--- Start TASK INPUT ---

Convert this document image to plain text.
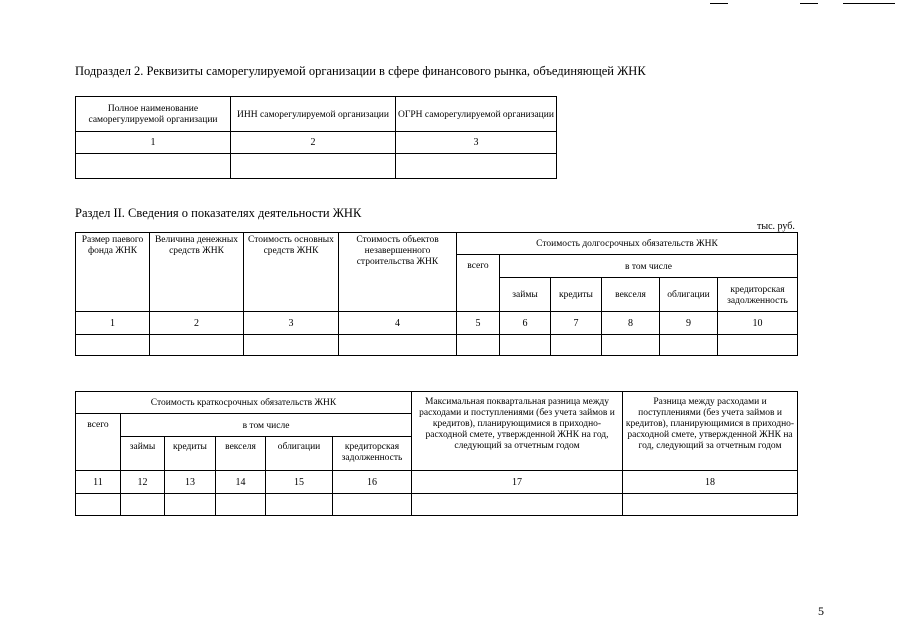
Подраздел 2. Реквизиты саморегулируемой организации в сфере финансового рынка, объединяющей ЖНК
Полное наименование саморегулируемой организации	ИНН саморегулируемой организации	ОГРН саморегулируемой организации
1	2	3

Раздел II. Сведения о показателях деятельности ЖНК
тыс. руб.
Размер паевого фонда ЖНК	Величина денежных средств ЖНК	Стоимость основных средств ЖНК	Стоимость объектов незавершенного строительства ЖНК	Стоимость долгосрочных обязательств ЖНК					
				всего	в том числе				
					займы	кредиты	векселя	облигации	кредиторская задолженность
1	2	3	4	5	6	7	8	9	10

Стоимость краткосрочных обязательств ЖНК						Максимальная поквартальная разница между расходами и поступлениями (без учета займов и кредитов), планирующимися в приходно-расходной смете, утвержденной ЖНК на год, следующий за отчетным годом	Разница между расходами и поступлениями (без учета займов и кредитов), планирующимися в приходно-расходной смете, утвержденной ЖНК на год, следующий за отчетным годом
всего	в том числе						
	займы	кредиты	векселя	облигации	кредиторская задолженность		
11	12	13	14	15	16	17	18

5
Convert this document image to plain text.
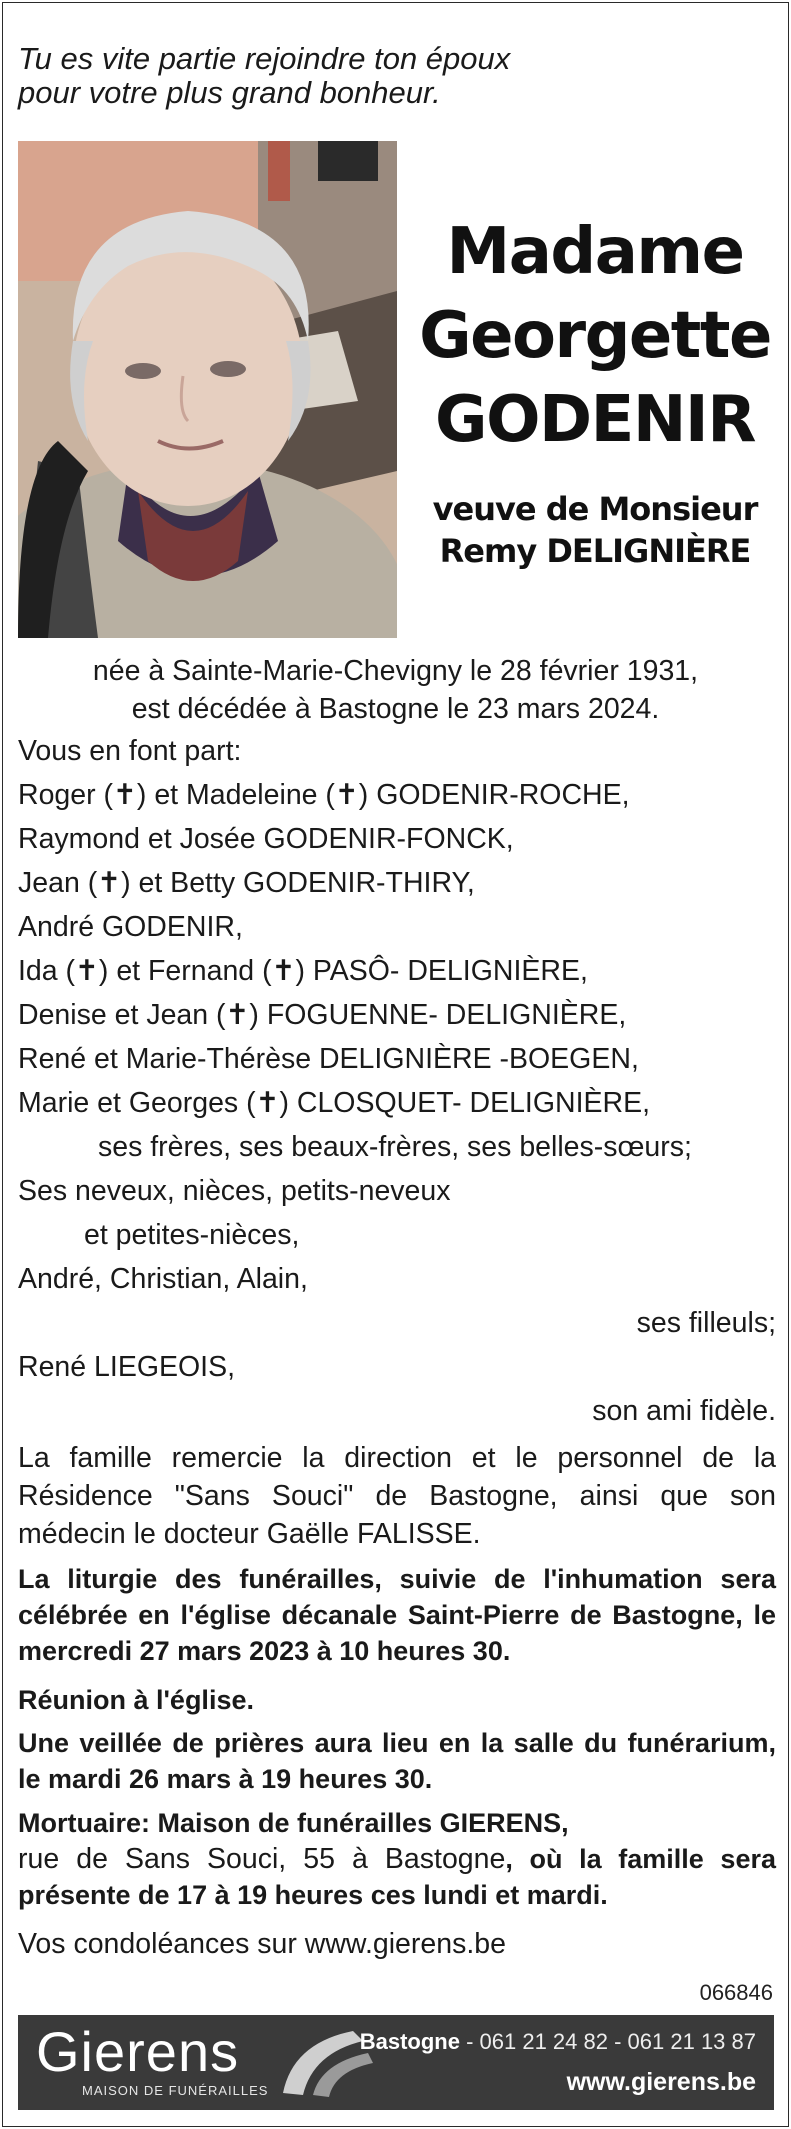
Tu es vite partie rejoindre ton époux
pour votre plus grand bonheur.
Madame
Georgette
GODENIR
veuve de Monsieur
Remy DELIGNIÈRE
née à Sainte-Marie-Chevigny le 28 février 1931,
est décédée à Bastogne le 23 mars 2024.
Vous en font part:
Roger (✝) et Madeleine (✝) GODENIR-ROCHE,
Raymond et Josée GODENIR-FONCK,
Jean (✝) et Betty GODENIR-THIRY,
André GODENIR,
Ida (✝) et Fernand (✝) PASÔ- DELIGNIÈRE,
Denise et Jean (✝) FOGUENNE- DELIGNIÈRE,
René et Marie-Thérèse DELIGNIÈRE -BOEGEN,
Marie et Georges (✝) CLOSQUET- DELIGNIÈRE,
ses frères, ses beaux-frères, ses belles-sœurs;
Ses neveux, nièces, petits-neveux
et petites-nièces,
André, Christian, Alain,
ses filleuls;
René LIEGEOIS,
son ami fidèle.
La famille remercie la direction et le personnel de la Résidence "Sans Souci" de Bastogne, ainsi que son médecin le docteur Gaëlle FALISSE.
La liturgie des funérailles, suivie de l'inhumation sera célébrée en l'église décanale Saint-Pierre de Bastogne, le mercredi 27 mars 2023 à 10 heures 30.
Réunion à l'église.
Une veillée de prières aura lieu en la salle du funérarium, le mardi 26 mars à 19 heures 30.
Mortuaire: Maison de funérailles GIERENS,
rue de Sans Souci, 55 à Bastogne, où la famille sera présente de 17 à 19 heures ces lundi et mardi.
Vos condoléances sur www.gierens.be
066846
Gierens
MAISON DE FUNÉRAILLES
Bastogne - 061 21 24 82 - 061 21 13 87
www.gierens.be
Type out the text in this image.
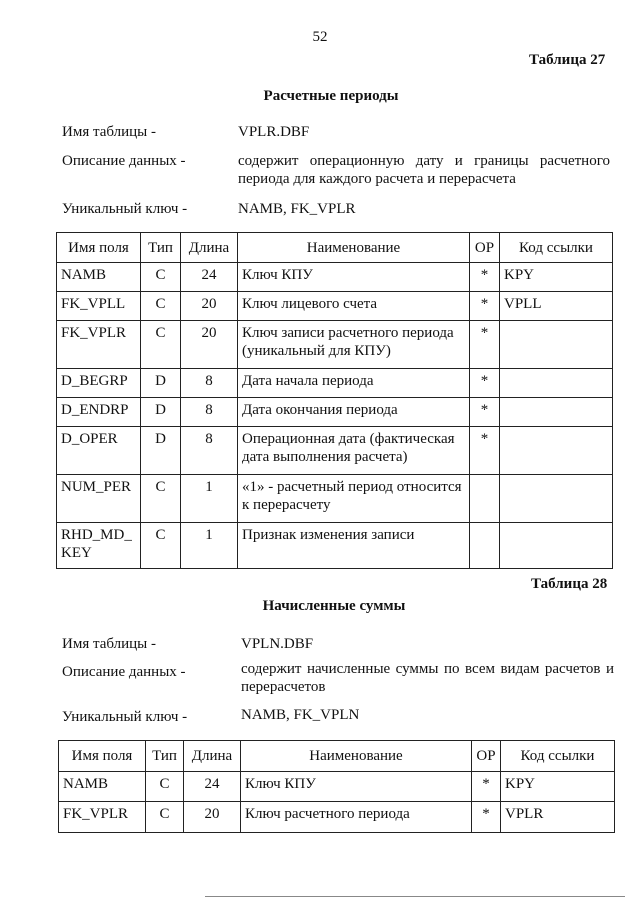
52
Таблица 27
Расчетные периоды
Имя таблицы -	VPLR.DBF
Описание данных -	содержит операционную дату и границы расчетного периода для каждого расчета и перерасчета
Уникальный ключ -	NAMB, FK_VPLR
Имя поля	Тип	Длина	Наименование	ОР	Код ссылки
NAMB	C	24	Ключ КПУ	*	KPY
FK_VPLL	C	20	Ключ лицевого счета	*	VPLL
FK_VPLR	C	20	Ключ записи расчетного периода (уникальный для КПУ)	*	
D_BEGRP	D	8	Дата начала периода	*	
D_ENDRP	D	8	Дата окончания периода	*	
D_OPER	D	8	Операционная дата (фактическая дата выполнения расчета)	*	
NUM_PER	C	1	«1» - расчетный период относится к перерасчету		
RHD_MD_ KEY	C	1	Признак изменения записи		
Таблица 28
Начисленные суммы
Имя таблицы -	VPLN.DBF
Описание данных -	содержит начисленные суммы по всем видам расчетов и перерасчетов
Уникальный ключ -	NAMB, FK_VPLN
Имя поля	Тип	Длина	Наименование	ОР	Код ссылки
NAMB	C	24	Ключ КПУ	*	KPY
FK_VPLR	C	20	Ключ расчетного периода	*	VPLR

--- End TASK INPUT ---

DIRECTION: Reproduce the entries exactly. Do not carry over any picture.

EXPECTED OUTPUT:
Convert this document image to plain text.
Подраздел 2. Реквизиты саморегулируемой организации в сфере финансового рынка, объединяющей ЖНК
Полное наименование саморегулируемой организации	ИНН саморегулируемой организации	ОГРН саморегулируемой организации
1	2	3

Раздел II. Сведения о показателях деятельности ЖНК
тыс. руб.
Размер паевого фонда ЖНК	Величина денежных средств ЖНК	Стоимость основных средств ЖНК	Стоимость объектов незавершенного строительства ЖНК	Стоимость долгосрочных обязательств ЖНК					
				всего	в том числе				
					займы	кредиты	векселя	облигации	кредиторская задолженность
1	2	3	4	5	6	7	8	9	10

Стоимость краткосрочных обязательств ЖНК						Максимальная поквартальная разница между расходами и поступлениями (без учета займов и кредитов), планирующимися в приходно-расходной смете, утвержденной ЖНК на год, следующий за отчетным годом	Разница между расходами и поступлениями (без учета займов и кредитов), планирующимися в приходно-расходной смете, утвержденной ЖНК на год, следующий за отчетным годом
всего	в том числе						
	займы	кредиты	векселя	облигации	кредиторская задолженность		
11	12	13	14	15	16	17	18

5
Convert this document image to plain text.
Tu es vite partie rejoindre ton époux
pour votre plus grand bonheur.
Madame
Georgette
GODENIR
veuve de Monsieur
Remy DELIGNIÈRE
née à Sainte-Marie-Chevigny le 28 février 1931,
est décédée à Bastogne le 23 mars 2024.
Vous en font part:
Roger (✝) et Madeleine (✝) GODENIR-ROCHE,
Raymond et Josée GODENIR-FONCK,
Jean (✝) et Betty GODENIR-THIRY,
André GODENIR,
Ida (✝) et Fernand (✝) PASÔ- DELIGNIÈRE,
Denise et Jean (✝) FOGUENNE- DELIGNIÈRE,
René et Marie-Thérèse DELIGNIÈRE -BOEGEN,
Marie et Georges (✝) CLOSQUET- DELIGNIÈRE,
ses frères, ses beaux-frères, ses belles-sœurs;
Ses neveux, nièces, petits-neveux
et petites-nièces,
André, Christian, Alain,
ses filleuls;
René LIEGEOIS,
son ami fidèle.
La famille remercie la direction et le personnel de la Résidence "Sans Souci" de Bastogne, ainsi que son médecin le docteur Gaëlle FALISSE.
La liturgie des funérailles, suivie de l'inhumation sera célébrée en l'église décanale Saint-Pierre de Bastogne, le mercredi 27 mars 2023 à 10 heures 30.
Réunion à l'église.
Une veillée de prières aura lieu en la salle du funérarium, le mardi 26 mars à 19 heures 30.
Mortuaire: Maison de funérailles GIERENS,
rue de Sans Souci, 55 à Bastogne, où la famille sera présente de 17 à 19 heures ces lundi et mardi.
Vos condoléances sur www.gierens.be
066846
Gierens
MAISON DE FUNÉRAILLES
Bastogne - 061 21 24 82 - 061 21 13 87
www.gierens.be
Type out the text in this image.
52
Таблица 27
Расчетные периоды
Имя таблицы -	VPLR.DBF
Описание данных -	содержит операционную дату и границы расчетного периода для каждого расчета и перерасчета
Уникальный ключ -	NAMB, FK_VPLR
Имя поля	Тип	Длина	Наименование	ОР	Код ссылки
NAMB	C	24	Ключ КПУ	*	KPY
FK_VPLL	C	20	Ключ лицевого счета	*	VPLL
FK_VPLR	C	20	Ключ записи расчетного периода (уникальный для КПУ)	*	
D_BEGRP	D	8	Дата начала периода	*	
D_ENDRP	D	8	Дата окончания периода	*	
D_OPER	D	8	Операционная дата (фактическая дата выполнения расчета)	*	
NUM_PER	C	1	«1» - расчетный период относится к перерасчету		
RHD_MD_ KEY	C	1	Признак изменения записи		
Таблица 28
Начисленные суммы
Имя таблицы -	VPLN.DBF
Описание данных -	содержит начисленные суммы по всем видам расчетов и перерасчетов
Уникальный ключ -	NAMB, FK_VPLN
Имя поля	Тип	Длина	Наименование	ОР	Код ссылки
NAMB	C	24	Ключ КПУ	*	KPY
FK_VPLR	C	20	Ключ расчетного периода	*	VPLR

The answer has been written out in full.